• _Exercise directions_: In this exercise, return the whole listing exactly, excluding any images.

• _Records provided_:
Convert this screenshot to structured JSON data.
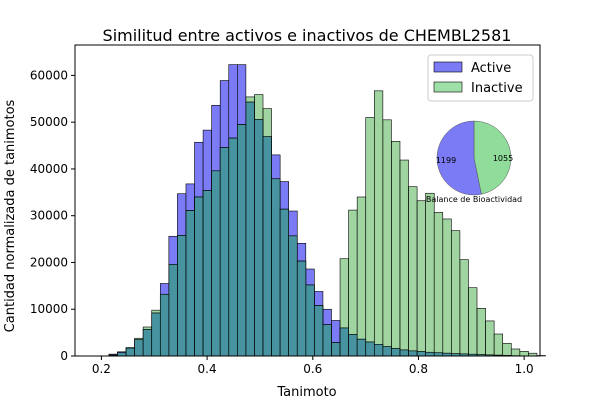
{
  "chart_data": {
    "type": "bar",
    "title": "Similitud entre activos e inactivos de CHEMBL2581",
    "xlabel": "Tanimoto",
    "ylabel": "Cantidad normalizada de tanimotos",
    "xlim": [
      0.15,
      1.03
    ],
    "ylim": [
      0,
      66500
    ],
    "xticks": [
      0.2,
      0.4,
      0.6,
      0.8,
      1.0
    ],
    "xtick_labels": [
      "0.2",
      "0.4",
      "0.6",
      "0.8",
      "1.0"
    ],
    "yticks": [
      0,
      10000,
      20000,
      30000,
      40000,
      50000,
      60000
    ],
    "ytick_labels": [
      "0",
      "10000",
      "20000",
      "30000",
      "40000",
      "50000",
      "60000"
    ],
    "grid": false,
    "legend_position": "top-right",
    "bin_width": 0.0162,
    "series": [
      {
        "name": "Active",
        "color": "#7b7bf5",
        "bin_start": 0.198,
        "values": [
          0,
          400,
          900,
          1800,
          3500,
          5700,
          9200,
          15500,
          25600,
          34700,
          36800,
          45700,
          48300,
          53600,
          58900,
          62300,
          62300,
          54300,
          50600,
          46900,
          43000,
          37300,
          31000,
          24100,
          18600,
          13800,
          10000,
          7600,
          6000,
          4600,
          3600,
          3000,
          2500,
          2000,
          1600,
          1300,
          1100,
          950,
          800,
          700,
          600,
          500,
          450,
          380,
          300,
          240,
          180,
          120,
          60,
          0
        ]
      },
      {
        "name": "Inactive",
        "color": "#8fdc9b",
        "bin_start": 0.198,
        "values": [
          0,
          200,
          700,
          1700,
          3800,
          6200,
          9800,
          13200,
          19600,
          25800,
          31100,
          34000,
          35400,
          39600,
          44600,
          46600,
          49500,
          55400,
          55900,
          52900,
          37900,
          31400,
          25700,
          20300,
          15200,
          10800,
          6700,
          2900,
          20800,
          31200,
          34000,
          51000,
          56700,
          50500,
          45900,
          41900,
          36200,
          33200,
          34800,
          30700,
          29300,
          26800,
          20600,
          14600,
          10200,
          7500,
          4700,
          2700,
          1500,
          1000,
          600,
          100
        ]
      }
    ],
    "inset_pie": {
      "title": "Balance de Bioactividad",
      "slices": [
        {
          "label": "1199",
          "value": 1199,
          "color": "#7b7bf5"
        },
        {
          "label": "1055",
          "value": 1055,
          "color": "#8fdc9b"
        }
      ]
    }
  }
}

• _Result of this exercise_:
Convert this screenshot to structured JSON data.
{
  "chart_data": {
    "type": "bar",
    "title": "Similitud entre activos e inactivos de CHEMBL2581",
    "xlabel": "Tanimoto",
    "ylabel": "Cantidad normalizada de tanimotos",
    "xlim": [
      0.15,
      1.03
    ],
    "ylim": [
      0,
      66500
    ],
    "xticks": [
      0.2,
      0.4,
      0.6,
      0.8,
      1.0
    ],
    "xtick_labels": [
      "0.2",
      "0.4",
      "0.6",
      "0.8",
      "1.0"
    ],
    "yticks": [
      0,
      10000,
      20000,
      30000,
      40000,
      50000,
      60000
    ],
    "ytick_labels": [
      "0",
      "10000",
      "20000",
      "30000",
      "40000",
      "50000",
      "60000"
    ],
    "grid": false,
    "legend_position": "top-right",
    "bin_width": 0.0162,
    "series": [
      {
        "name": "Active",
        "color": "#7b7bf5",
        "bin_start": 0.198,
        "values": [
          0,
          400,
          900,
          1800,
          3500,
          5700,
          9200,
          15500,
          25600,
          34700,
          36800,
          45700,
          48300,
          53600,
          58900,
          62300,
          62300,
          54300,
          50600,
          46900,
          43000,
          37300,
          31000,
          24100,
          18600,
          13800,
          10000,
          7600,
          6000,
          4600,
          3600,
          3000,
          2500,
          2000,
          1600,
          1300,
          1100,
          950,
          800,
          700,
          600,
          500,
          450,
          380,
          300,
          240,
          180,
          120,
          60,
          0
        ]
      },
      {
        "name": "Inactive",
        "color": "#8fdc9b",
        "bin_start": 0.198,
        "values": [
          0,
          200,
          700,
          1700,
          3800,
          6200,
          9800,
          13200,
          19600,
          25800,
          31100,
          34000,
          35400,
          39600,
          44600,
          46600,
          49500,
          55400,
          55900,
          52900,
          37900,
          31400,
          25700,
          20300,
          15200,
          10800,
          6700,
          2900,
          20800,
          31200,
          34000,
          51000,
          56700,
          50500,
          45900,
          41900,
          36200,
          33200,
          34800,
          30700,
          29300,
          26800,
          20600,
          14600,
          10200,
          7500,
          4700,
          2700,
          1500,
          1000,
          600,
          100
        ]
      }
    ],
    "inset_pie": {
      "title": "Balance de Bioactividad",
      "slices": [
        {
          "label": "1199",
          "value": 1199,
          "color": "#7b7bf5"
        },
        {
          "label": "1055",
          "value": 1055,
          "color": "#8fdc9b"
        }
      ]
    }
  }
}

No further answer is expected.